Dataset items
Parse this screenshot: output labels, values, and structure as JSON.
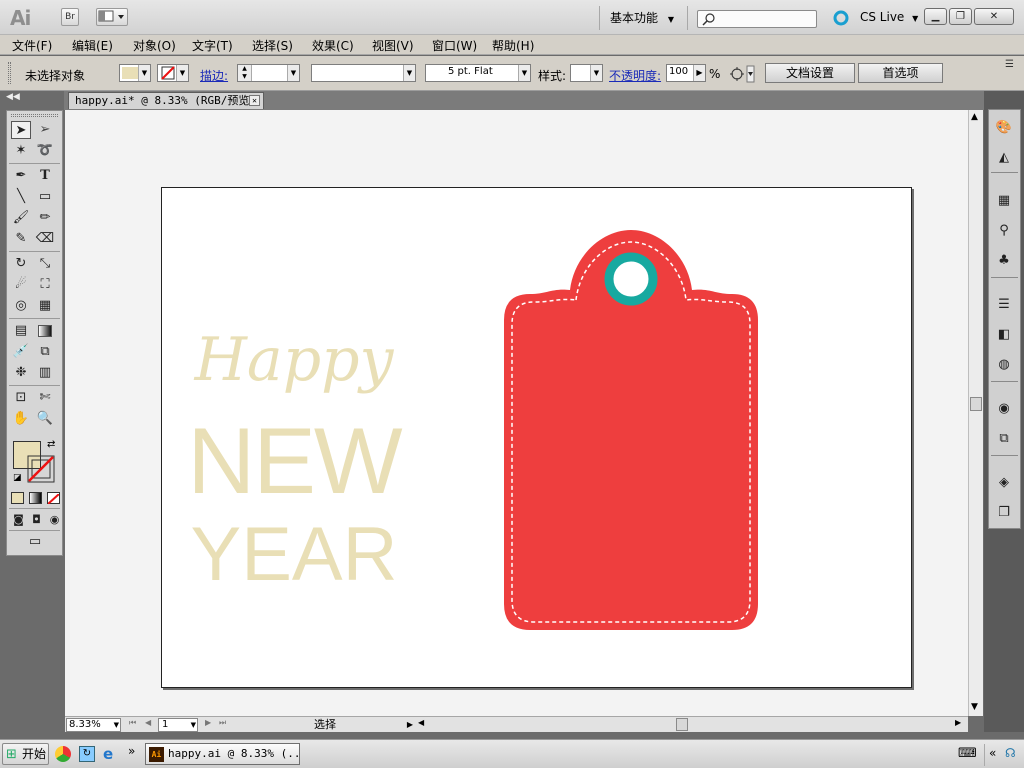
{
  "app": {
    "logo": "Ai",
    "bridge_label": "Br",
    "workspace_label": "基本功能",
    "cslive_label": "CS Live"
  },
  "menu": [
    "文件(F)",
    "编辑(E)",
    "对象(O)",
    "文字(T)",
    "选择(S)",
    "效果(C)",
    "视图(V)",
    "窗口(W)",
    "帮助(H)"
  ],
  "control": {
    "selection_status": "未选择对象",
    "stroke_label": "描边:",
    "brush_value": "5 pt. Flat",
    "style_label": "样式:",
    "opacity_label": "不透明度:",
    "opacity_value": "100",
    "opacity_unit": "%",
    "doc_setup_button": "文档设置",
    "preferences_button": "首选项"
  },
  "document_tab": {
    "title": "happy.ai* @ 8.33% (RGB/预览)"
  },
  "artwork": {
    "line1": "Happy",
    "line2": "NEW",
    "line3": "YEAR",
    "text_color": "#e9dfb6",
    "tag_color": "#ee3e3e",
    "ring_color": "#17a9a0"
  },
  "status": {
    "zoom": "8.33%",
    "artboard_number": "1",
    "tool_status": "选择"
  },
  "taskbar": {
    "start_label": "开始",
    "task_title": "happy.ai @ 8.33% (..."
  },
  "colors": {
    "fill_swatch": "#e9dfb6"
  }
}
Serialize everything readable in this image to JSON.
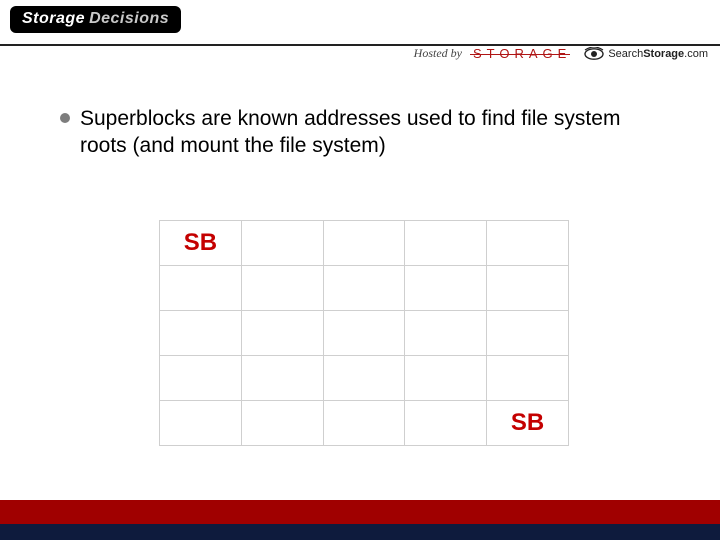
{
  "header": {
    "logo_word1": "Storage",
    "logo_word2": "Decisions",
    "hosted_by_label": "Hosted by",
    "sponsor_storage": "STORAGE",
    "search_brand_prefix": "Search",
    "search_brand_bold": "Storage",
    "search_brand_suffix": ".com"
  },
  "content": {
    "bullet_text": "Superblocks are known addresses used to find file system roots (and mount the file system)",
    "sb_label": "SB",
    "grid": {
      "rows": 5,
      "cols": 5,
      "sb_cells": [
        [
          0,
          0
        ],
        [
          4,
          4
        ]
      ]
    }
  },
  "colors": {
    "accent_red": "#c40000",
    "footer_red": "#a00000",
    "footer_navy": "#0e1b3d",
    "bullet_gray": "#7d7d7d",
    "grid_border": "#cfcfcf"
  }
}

**Task objective:** Copy each line above precisely, dropping the pictures.

**Solution to the problem:**
Parse this screenshot: output labels, values, and structure as JSON.
{
  "app": {
    "logo": "Ai",
    "bridge_label": "Br",
    "workspace_label": "基本功能",
    "cslive_label": "CS Live"
  },
  "menu": [
    "文件(F)",
    "编辑(E)",
    "对象(O)",
    "文字(T)",
    "选择(S)",
    "效果(C)",
    "视图(V)",
    "窗口(W)",
    "帮助(H)"
  ],
  "control": {
    "selection_status": "未选择对象",
    "stroke_label": "描边:",
    "brush_value": "5 pt. Flat",
    "style_label": "样式:",
    "opacity_label": "不透明度:",
    "opacity_value": "100",
    "opacity_unit": "%",
    "doc_setup_button": "文档设置",
    "preferences_button": "首选项"
  },
  "document_tab": {
    "title": "happy.ai* @ 8.33% (RGB/预览)"
  },
  "artwork": {
    "line1": "Happy",
    "line2": "NEW",
    "line3": "YEAR",
    "text_color": "#e9dfb6",
    "tag_color": "#ee3e3e",
    "ring_color": "#17a9a0"
  },
  "status": {
    "zoom": "8.33%",
    "artboard_number": "1",
    "tool_status": "选择"
  },
  "taskbar": {
    "start_label": "开始",
    "task_title": "happy.ai @ 8.33% (..."
  },
  "colors": {
    "fill_swatch": "#e9dfb6"
  }
}
Serialize everything readable in this image to JSON.
{
  "header": {
    "logo_word1": "Storage",
    "logo_word2": "Decisions",
    "hosted_by_label": "Hosted by",
    "sponsor_storage": "STORAGE",
    "search_brand_prefix": "Search",
    "search_brand_bold": "Storage",
    "search_brand_suffix": ".com"
  },
  "content": {
    "bullet_text": "Superblocks are known addresses used to find file system roots (and mount the file system)",
    "sb_label": "SB",
    "grid": {
      "rows": 5,
      "cols": 5,
      "sb_cells": [
        [
          0,
          0
        ],
        [
          4,
          4
        ]
      ]
    }
  },
  "colors": {
    "accent_red": "#c40000",
    "footer_red": "#a00000",
    "footer_navy": "#0e1b3d",
    "bullet_gray": "#7d7d7d",
    "grid_border": "#cfcfcf"
  }
}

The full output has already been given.